Written instruction: Extract every line of the material that holds the string "into".
####
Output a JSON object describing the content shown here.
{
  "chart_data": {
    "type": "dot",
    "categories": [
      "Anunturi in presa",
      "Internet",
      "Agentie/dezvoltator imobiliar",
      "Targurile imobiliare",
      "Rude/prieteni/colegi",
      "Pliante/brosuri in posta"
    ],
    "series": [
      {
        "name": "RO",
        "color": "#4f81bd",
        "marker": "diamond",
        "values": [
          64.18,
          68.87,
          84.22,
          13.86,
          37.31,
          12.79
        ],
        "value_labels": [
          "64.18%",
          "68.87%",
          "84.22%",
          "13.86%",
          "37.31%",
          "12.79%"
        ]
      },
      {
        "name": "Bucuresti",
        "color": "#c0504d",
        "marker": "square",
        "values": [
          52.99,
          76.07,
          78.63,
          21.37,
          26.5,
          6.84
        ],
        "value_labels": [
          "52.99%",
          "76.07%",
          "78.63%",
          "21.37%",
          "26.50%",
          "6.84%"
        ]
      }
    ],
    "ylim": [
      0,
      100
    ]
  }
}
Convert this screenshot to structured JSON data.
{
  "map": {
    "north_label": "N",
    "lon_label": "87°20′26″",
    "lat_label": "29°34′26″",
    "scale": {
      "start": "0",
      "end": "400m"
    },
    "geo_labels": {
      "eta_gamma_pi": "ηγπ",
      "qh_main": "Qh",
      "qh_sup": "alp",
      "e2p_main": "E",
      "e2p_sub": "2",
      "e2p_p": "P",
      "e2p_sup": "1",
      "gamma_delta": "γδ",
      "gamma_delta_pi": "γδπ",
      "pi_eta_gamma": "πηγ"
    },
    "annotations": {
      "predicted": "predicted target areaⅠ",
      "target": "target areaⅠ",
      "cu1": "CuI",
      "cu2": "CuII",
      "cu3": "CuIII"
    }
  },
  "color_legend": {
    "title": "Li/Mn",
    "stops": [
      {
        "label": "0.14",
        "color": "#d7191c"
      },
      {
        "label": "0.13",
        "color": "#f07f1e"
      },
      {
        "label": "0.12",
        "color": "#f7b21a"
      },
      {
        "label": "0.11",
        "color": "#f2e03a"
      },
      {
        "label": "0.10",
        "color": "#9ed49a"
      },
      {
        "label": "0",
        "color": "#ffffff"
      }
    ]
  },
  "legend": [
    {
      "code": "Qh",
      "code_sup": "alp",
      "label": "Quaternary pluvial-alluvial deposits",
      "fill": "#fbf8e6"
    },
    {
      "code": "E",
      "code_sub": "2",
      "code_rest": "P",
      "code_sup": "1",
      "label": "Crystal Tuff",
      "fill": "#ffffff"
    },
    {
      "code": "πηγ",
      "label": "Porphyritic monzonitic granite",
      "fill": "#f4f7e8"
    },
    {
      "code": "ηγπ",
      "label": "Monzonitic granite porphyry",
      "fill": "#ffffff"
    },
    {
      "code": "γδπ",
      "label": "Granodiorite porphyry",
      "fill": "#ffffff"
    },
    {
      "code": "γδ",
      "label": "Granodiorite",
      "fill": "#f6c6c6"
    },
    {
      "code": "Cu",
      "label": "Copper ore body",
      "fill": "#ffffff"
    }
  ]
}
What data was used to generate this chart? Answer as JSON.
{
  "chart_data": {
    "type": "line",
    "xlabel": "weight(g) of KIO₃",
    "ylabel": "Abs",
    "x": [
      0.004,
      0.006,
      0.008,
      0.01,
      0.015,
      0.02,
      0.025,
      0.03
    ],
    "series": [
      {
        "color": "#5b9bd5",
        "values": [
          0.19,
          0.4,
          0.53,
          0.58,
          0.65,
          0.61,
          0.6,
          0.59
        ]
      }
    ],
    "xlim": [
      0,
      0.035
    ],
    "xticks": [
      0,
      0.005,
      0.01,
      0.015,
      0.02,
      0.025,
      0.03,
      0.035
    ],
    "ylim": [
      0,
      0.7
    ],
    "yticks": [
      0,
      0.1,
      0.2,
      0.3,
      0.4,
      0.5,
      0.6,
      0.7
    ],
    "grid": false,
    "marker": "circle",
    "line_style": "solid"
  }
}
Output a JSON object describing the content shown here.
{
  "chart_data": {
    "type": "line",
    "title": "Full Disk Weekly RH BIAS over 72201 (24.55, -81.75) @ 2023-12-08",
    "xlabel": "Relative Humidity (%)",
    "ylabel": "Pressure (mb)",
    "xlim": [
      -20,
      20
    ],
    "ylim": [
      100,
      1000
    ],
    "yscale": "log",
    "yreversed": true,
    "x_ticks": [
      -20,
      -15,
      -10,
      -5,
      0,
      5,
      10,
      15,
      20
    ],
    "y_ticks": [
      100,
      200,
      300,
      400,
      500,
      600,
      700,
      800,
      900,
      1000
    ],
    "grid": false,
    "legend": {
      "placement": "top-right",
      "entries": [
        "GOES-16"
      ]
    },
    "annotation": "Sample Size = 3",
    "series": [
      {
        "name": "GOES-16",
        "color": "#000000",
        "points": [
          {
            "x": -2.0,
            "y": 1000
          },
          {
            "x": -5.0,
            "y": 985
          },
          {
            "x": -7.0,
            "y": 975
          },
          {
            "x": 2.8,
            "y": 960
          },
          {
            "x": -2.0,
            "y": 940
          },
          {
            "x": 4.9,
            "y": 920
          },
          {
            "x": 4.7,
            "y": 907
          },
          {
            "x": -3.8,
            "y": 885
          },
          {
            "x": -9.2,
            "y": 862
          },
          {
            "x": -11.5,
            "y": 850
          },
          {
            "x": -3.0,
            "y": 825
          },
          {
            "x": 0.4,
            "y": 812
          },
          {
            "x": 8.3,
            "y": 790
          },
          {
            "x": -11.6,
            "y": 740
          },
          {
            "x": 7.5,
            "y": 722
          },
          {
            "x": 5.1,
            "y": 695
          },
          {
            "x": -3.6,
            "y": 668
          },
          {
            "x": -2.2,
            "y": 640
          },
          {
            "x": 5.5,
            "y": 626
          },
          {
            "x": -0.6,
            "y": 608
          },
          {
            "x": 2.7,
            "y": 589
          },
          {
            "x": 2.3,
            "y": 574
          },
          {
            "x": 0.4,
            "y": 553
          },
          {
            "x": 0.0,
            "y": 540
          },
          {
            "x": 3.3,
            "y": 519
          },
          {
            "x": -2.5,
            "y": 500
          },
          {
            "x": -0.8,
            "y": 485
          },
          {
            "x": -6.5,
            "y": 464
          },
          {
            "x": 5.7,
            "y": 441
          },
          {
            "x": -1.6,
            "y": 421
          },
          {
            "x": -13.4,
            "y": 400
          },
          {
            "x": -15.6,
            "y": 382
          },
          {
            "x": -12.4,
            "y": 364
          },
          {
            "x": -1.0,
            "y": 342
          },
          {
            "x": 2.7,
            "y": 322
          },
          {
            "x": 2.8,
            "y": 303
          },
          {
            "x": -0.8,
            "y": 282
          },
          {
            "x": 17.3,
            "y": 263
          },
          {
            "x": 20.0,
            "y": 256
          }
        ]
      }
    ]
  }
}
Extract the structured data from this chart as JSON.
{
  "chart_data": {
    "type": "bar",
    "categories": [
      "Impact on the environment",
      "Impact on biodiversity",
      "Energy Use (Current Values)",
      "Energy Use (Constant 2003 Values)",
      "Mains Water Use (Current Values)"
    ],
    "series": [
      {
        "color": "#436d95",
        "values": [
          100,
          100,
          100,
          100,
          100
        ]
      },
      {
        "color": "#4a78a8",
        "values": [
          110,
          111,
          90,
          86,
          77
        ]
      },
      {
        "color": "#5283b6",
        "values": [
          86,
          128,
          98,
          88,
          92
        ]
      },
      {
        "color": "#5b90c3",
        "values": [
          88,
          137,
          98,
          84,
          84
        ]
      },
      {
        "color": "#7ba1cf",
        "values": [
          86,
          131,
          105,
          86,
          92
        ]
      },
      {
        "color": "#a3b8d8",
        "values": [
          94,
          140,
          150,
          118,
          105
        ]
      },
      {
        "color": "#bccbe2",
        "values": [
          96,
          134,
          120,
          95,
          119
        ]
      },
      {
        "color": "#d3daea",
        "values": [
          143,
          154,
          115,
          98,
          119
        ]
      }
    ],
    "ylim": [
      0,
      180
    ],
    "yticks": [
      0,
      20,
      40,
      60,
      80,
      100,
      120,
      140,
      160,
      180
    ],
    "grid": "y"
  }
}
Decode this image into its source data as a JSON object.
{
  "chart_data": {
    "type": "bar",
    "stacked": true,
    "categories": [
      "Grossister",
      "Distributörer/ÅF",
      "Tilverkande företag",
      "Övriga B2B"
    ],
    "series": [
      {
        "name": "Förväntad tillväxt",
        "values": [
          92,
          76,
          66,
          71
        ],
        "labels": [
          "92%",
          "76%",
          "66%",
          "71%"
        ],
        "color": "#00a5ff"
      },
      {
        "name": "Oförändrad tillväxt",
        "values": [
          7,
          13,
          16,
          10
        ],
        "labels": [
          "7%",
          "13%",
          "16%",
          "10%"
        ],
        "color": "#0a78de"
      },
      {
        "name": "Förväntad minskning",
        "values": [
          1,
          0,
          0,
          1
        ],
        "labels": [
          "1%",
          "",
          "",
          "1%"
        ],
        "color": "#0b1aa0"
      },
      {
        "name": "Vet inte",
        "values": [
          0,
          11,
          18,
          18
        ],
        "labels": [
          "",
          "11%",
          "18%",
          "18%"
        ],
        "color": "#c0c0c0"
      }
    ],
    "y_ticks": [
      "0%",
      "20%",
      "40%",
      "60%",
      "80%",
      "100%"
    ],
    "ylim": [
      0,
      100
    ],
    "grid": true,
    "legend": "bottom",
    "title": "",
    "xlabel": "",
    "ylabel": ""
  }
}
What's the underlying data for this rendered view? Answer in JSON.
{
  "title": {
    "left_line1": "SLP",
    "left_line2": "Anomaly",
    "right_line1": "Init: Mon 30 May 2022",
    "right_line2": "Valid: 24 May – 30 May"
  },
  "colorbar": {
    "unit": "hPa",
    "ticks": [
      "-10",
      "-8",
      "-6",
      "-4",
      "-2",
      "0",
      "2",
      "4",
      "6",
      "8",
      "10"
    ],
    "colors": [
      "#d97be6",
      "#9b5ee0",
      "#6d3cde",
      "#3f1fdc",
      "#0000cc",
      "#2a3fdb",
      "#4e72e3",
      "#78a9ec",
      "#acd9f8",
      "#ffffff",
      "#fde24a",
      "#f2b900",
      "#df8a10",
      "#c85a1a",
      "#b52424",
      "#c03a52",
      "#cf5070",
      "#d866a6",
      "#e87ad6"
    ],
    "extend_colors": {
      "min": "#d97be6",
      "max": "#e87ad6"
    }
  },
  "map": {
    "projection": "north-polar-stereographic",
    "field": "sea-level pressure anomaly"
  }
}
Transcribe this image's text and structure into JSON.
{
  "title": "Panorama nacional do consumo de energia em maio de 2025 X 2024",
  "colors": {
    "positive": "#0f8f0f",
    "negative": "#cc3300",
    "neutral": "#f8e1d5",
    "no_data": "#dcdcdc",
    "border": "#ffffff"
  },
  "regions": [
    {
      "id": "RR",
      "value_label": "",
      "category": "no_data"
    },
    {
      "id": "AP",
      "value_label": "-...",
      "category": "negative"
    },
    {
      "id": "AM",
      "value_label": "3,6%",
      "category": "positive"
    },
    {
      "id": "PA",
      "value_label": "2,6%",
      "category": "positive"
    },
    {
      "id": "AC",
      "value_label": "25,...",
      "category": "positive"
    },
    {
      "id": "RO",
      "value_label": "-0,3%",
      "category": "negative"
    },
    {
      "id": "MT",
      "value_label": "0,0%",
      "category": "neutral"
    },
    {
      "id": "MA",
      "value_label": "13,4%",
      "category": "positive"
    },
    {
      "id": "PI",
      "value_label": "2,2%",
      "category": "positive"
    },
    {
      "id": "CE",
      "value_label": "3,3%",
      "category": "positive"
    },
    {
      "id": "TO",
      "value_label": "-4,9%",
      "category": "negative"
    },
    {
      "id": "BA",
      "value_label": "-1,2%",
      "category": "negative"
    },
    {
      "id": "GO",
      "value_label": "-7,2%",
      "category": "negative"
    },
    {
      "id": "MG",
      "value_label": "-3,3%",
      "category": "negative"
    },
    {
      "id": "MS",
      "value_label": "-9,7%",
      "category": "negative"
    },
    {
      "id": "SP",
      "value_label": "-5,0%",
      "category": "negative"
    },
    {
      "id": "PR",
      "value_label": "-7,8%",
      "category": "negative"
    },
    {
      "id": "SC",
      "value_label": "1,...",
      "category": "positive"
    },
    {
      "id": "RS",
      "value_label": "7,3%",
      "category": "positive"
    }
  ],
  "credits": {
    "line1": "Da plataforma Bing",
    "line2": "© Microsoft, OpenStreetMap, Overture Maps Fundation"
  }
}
####
Response to this exercise:
Decode this image into its source data as a JSON object.
Transcribe this image's text and structure into JSON.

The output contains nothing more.